WHAT THE TASK REQUIRES –
Set all the material down again unchanged, without the pictures.

EXERCISE INPUTS –
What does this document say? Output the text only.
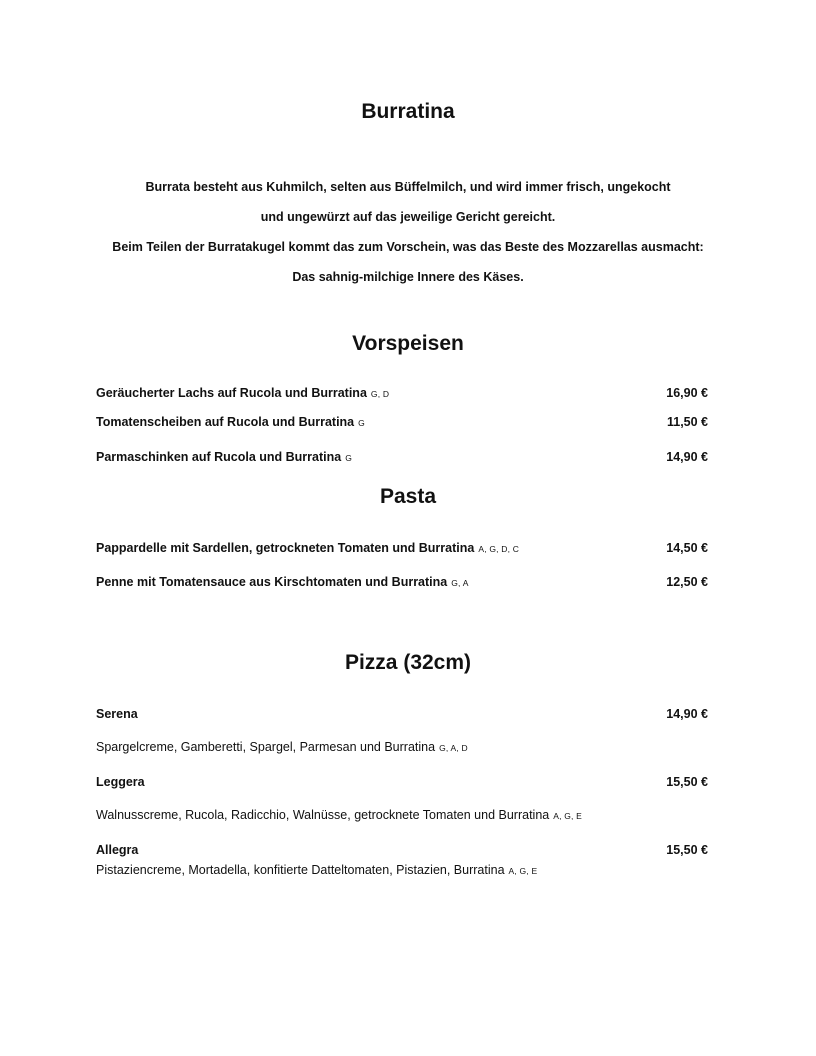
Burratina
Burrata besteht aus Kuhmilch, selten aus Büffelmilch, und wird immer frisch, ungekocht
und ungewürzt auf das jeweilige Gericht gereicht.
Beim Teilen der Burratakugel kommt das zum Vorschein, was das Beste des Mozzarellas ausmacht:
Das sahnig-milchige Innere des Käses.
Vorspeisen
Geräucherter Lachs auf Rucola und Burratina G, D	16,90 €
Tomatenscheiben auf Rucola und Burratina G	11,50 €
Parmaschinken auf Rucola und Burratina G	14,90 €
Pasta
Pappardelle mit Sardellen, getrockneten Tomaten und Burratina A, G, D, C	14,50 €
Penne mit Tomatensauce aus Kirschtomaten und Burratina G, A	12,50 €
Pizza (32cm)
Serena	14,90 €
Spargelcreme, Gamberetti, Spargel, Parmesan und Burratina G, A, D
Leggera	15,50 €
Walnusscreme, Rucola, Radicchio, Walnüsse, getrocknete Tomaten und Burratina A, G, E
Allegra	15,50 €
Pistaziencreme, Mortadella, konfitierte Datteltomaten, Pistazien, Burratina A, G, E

WRITTEN RESPONSE –
What does this document say? Output the text only.
Burratina
Burrata besteht aus Kuhmilch, selten aus Büffelmilch, und wird immer frisch, ungekocht
und ungewürzt auf das jeweilige Gericht gereicht.
Beim Teilen der Burratakugel kommt das zum Vorschein, was das Beste des Mozzarellas ausmacht:
Das sahnig-milchige Innere des Käses.
Vorspeisen
Geräucherter Lachs auf Rucola und Burratina G, D	16,90 €
Tomatenscheiben auf Rucola und Burratina G	11,50 €
Parmaschinken auf Rucola und Burratina G	14,90 €
Pasta
Pappardelle mit Sardellen, getrockneten Tomaten und Burratina A, G, D, C	14,50 €
Penne mit Tomatensauce aus Kirschtomaten und Burratina G, A	12,50 €
Pizza (32cm)
Serena	14,90 €
Spargelcreme, Gamberetti, Spargel, Parmesan und Burratina G, A, D
Leggera	15,50 €
Walnusscreme, Rucola, Radicchio, Walnüsse, getrocknete Tomaten und Burratina A, G, E
Allegra	15,50 €
Pistaziencreme, Mortadella, konfitierte Datteltomaten, Pistazien, Burratina A, G, E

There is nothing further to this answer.